Copy all lines that contain the word "this".

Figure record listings
----------
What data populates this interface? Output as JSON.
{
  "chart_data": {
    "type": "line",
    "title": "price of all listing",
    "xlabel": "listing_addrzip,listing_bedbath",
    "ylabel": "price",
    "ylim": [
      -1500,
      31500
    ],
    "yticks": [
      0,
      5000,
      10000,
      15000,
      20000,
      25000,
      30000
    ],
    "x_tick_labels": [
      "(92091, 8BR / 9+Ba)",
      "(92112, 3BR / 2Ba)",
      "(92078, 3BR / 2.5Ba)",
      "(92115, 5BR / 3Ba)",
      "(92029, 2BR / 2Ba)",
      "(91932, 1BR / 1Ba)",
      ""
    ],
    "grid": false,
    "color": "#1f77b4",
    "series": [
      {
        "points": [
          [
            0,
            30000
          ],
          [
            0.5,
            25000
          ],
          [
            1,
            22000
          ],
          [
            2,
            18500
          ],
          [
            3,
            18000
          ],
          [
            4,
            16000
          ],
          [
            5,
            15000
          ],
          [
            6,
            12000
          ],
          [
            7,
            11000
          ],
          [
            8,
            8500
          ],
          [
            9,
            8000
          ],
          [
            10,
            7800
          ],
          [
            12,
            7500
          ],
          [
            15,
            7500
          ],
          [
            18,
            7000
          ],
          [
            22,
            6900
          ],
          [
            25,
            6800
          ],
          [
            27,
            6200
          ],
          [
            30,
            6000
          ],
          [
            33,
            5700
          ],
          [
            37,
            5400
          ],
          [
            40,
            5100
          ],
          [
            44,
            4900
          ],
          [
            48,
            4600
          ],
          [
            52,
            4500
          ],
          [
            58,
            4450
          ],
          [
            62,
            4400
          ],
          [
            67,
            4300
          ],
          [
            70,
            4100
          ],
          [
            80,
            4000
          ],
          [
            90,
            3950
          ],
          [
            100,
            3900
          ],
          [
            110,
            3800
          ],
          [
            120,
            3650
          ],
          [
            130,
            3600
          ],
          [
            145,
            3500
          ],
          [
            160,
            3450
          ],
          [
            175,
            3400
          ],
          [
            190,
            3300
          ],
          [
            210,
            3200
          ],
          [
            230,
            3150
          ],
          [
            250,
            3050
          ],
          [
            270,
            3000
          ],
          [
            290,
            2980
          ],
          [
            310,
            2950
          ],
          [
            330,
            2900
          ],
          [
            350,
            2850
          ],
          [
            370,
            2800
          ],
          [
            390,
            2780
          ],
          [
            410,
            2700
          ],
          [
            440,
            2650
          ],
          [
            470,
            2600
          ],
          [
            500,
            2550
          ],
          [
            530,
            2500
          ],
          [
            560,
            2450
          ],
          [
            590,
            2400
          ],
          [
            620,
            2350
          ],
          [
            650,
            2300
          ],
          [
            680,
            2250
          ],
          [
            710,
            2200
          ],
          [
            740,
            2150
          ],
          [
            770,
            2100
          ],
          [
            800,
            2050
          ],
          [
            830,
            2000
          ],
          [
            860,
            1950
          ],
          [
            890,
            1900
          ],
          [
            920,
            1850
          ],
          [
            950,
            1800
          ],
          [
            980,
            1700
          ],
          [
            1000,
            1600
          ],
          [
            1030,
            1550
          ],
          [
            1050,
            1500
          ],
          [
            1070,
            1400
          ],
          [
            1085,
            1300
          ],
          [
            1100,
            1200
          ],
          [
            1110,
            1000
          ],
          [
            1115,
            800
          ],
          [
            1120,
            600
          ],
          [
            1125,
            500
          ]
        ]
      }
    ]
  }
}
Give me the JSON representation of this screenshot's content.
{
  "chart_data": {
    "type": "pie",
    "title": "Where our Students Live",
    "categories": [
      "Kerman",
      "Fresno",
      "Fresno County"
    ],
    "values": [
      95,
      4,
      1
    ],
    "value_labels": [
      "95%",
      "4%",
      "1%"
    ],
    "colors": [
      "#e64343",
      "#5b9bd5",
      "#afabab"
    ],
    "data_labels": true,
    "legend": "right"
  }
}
----------
EXERCISE RESULT:
What data populates this interface? Output as JSON.
Give me the JSON representation of this screenshot's content.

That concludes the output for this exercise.